• TASK DIRECTIONS:
Gather, from the data below, each line in which the word "dietary" occurs.

====== TASK INPUT

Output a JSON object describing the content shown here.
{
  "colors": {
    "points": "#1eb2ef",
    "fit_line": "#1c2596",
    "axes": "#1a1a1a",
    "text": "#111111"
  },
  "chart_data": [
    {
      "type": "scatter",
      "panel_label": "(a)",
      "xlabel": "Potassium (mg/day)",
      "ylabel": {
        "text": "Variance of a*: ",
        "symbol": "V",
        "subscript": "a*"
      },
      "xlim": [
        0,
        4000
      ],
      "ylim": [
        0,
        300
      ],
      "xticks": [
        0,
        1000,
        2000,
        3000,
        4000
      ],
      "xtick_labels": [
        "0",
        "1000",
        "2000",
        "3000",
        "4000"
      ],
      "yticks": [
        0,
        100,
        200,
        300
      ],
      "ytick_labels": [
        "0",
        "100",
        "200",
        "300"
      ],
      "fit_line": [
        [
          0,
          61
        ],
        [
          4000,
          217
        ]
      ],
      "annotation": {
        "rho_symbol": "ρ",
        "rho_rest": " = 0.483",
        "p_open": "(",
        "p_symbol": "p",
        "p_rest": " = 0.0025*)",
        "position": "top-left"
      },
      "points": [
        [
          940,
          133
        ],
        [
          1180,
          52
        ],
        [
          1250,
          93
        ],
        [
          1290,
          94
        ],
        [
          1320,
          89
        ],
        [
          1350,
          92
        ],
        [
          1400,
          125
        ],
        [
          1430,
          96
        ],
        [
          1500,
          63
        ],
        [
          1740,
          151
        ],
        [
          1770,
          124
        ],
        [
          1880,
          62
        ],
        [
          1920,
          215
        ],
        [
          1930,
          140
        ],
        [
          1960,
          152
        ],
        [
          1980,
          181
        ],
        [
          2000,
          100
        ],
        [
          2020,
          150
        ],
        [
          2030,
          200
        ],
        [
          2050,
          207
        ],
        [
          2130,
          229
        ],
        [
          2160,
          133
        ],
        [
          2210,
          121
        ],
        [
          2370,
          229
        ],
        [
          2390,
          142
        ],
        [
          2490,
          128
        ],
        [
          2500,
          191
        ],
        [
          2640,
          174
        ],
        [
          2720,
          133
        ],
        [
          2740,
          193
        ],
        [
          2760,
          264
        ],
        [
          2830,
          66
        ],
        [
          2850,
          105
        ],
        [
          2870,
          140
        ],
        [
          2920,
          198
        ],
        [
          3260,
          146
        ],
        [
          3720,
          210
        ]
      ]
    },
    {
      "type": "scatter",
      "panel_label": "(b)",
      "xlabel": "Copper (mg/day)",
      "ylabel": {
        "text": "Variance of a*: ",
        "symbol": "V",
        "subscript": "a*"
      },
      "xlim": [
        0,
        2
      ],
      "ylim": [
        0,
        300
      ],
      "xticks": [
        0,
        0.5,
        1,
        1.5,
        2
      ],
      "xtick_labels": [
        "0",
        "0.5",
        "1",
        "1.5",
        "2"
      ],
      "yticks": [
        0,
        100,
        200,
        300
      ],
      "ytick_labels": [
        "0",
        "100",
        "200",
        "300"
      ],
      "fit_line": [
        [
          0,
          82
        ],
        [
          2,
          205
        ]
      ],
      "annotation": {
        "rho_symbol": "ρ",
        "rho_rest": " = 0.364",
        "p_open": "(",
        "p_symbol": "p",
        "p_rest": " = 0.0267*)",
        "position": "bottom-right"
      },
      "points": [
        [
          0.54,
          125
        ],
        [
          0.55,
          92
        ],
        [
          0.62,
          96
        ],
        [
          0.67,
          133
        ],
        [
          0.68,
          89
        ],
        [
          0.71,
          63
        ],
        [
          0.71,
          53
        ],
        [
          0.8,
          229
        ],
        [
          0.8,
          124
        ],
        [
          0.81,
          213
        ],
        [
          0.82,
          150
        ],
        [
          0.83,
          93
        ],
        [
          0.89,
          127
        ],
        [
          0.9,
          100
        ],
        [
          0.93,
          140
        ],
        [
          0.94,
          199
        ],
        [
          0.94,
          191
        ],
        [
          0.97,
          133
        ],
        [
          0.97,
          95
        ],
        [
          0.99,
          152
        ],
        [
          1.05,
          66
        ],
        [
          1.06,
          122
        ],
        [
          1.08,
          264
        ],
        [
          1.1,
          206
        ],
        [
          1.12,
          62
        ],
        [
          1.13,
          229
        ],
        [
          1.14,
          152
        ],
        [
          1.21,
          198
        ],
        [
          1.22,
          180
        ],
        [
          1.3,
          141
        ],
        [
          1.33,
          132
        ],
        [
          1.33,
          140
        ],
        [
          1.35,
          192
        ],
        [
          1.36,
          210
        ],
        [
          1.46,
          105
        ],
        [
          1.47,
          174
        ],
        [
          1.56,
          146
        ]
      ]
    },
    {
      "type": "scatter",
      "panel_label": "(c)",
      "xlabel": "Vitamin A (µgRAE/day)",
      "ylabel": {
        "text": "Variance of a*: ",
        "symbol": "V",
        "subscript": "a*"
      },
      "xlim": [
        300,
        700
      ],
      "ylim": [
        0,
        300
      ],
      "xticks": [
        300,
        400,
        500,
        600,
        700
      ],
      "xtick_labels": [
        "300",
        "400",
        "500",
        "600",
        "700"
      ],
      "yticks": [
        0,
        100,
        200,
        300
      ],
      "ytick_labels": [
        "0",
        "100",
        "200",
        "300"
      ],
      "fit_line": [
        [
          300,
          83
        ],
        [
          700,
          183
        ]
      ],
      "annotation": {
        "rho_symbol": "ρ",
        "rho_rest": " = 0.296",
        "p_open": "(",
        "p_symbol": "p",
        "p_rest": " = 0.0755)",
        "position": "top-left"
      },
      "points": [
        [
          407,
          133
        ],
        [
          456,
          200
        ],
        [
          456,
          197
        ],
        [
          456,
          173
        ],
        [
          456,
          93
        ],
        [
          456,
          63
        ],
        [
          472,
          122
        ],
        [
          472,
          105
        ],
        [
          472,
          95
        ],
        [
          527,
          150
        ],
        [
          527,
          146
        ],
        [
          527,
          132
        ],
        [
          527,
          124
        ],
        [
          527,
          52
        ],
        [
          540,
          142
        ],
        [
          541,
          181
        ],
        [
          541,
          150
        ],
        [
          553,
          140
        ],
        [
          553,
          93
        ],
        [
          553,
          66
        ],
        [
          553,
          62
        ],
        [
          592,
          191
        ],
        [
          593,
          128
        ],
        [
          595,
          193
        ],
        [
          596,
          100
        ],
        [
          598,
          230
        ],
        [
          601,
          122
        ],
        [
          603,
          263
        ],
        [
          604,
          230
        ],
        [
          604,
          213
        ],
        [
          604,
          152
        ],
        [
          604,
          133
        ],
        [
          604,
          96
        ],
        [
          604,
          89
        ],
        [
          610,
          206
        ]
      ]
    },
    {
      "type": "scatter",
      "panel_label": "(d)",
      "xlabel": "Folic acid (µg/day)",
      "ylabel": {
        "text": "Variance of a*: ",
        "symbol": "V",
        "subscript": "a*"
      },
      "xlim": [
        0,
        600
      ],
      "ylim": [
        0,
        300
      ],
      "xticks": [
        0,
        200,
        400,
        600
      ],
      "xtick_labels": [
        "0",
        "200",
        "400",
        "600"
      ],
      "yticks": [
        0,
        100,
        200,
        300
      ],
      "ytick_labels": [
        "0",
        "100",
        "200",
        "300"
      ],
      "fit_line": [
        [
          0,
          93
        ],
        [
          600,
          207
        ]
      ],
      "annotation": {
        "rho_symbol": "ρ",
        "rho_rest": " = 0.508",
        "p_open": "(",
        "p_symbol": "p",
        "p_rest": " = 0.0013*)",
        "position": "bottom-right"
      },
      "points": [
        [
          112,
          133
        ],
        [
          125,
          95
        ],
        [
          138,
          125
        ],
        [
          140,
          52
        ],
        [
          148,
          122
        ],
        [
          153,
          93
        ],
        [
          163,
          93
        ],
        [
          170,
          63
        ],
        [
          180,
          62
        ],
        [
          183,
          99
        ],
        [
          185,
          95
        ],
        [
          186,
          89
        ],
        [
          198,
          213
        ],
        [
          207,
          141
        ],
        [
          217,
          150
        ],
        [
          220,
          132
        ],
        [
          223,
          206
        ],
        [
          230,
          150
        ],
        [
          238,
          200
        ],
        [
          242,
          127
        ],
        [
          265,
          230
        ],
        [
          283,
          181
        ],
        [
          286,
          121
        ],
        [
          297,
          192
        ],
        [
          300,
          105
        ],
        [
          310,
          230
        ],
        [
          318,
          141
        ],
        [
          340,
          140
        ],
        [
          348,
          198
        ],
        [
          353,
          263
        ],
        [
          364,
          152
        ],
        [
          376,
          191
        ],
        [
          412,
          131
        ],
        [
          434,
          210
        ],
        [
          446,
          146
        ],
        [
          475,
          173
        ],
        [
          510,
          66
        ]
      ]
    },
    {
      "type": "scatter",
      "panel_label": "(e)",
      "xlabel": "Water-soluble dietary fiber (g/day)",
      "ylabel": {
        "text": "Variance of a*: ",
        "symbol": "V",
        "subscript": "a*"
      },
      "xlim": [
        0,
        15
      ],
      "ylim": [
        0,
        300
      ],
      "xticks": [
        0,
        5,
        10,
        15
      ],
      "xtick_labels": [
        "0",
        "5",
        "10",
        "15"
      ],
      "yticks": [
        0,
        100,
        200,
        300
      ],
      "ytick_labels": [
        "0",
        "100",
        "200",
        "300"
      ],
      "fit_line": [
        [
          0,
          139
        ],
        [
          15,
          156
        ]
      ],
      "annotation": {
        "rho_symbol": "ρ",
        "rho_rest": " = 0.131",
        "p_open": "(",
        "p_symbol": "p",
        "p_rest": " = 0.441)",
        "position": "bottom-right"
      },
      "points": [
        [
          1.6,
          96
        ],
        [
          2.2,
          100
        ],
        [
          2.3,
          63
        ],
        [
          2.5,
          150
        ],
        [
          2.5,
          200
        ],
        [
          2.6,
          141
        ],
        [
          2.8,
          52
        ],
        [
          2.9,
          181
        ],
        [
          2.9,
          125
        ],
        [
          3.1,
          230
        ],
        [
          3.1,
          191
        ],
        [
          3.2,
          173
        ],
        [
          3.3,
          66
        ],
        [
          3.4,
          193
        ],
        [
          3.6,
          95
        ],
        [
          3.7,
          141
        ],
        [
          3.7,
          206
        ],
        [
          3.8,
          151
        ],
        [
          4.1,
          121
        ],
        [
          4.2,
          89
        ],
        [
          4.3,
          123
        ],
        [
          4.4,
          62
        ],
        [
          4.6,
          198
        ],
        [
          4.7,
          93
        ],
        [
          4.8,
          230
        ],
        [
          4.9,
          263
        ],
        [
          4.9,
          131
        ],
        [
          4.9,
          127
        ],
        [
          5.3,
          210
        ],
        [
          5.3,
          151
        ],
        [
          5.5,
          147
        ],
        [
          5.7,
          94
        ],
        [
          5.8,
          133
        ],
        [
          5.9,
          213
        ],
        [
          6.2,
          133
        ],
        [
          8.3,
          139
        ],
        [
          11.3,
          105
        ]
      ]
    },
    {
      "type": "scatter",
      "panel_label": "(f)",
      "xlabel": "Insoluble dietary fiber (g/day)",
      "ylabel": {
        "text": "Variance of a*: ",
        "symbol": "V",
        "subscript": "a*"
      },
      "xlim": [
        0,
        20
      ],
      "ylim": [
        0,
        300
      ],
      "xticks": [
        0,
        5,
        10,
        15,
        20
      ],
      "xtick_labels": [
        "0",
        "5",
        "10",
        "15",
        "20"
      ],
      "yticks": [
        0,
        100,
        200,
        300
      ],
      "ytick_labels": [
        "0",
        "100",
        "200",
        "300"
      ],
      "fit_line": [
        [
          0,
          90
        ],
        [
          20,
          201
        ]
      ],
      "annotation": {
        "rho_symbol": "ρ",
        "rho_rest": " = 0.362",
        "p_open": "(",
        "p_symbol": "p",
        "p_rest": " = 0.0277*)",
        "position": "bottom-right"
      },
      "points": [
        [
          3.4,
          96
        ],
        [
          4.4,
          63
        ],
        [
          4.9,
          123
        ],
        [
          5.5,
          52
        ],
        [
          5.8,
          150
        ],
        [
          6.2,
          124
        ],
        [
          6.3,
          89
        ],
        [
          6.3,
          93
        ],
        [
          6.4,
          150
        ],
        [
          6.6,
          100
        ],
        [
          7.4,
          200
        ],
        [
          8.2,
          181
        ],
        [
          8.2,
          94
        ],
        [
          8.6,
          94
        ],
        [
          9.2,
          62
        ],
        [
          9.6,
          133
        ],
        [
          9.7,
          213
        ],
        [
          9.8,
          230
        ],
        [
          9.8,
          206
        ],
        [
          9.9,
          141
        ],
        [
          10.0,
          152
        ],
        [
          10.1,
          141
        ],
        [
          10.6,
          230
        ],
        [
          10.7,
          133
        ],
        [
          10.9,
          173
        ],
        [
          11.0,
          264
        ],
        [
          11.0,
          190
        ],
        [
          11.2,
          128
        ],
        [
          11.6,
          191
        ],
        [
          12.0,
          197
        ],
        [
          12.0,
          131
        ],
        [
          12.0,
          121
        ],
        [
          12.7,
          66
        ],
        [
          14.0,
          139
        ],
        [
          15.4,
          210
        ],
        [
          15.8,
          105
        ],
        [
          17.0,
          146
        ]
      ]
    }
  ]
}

============

• THE RESPONSE:
      "xlabel": "Water-soluble dietary fiber (g/day)",
      "xlabel": "Insoluble dietary fiber (g/day)",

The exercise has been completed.